## What the task requires
Go through the data below and gather each line containing "Zones".

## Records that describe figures
================

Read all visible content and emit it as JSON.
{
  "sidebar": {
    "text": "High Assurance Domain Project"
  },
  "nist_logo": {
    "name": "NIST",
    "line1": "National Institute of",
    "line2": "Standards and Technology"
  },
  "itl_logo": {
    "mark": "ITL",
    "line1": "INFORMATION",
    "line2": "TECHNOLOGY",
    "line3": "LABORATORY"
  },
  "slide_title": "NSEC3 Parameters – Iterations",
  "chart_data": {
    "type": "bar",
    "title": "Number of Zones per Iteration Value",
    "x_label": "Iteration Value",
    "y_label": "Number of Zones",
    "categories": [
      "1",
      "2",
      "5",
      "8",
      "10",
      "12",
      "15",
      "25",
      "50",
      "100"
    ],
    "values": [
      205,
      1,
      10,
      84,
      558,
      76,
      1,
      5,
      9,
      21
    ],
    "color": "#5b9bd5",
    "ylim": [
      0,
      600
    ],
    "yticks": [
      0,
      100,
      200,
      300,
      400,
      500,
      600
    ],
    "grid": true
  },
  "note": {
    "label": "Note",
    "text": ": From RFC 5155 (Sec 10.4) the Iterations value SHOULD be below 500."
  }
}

================

## Output of the exercise
    "title": "Number of Zones per Iteration Value",
    "y_label": "Number of Zones",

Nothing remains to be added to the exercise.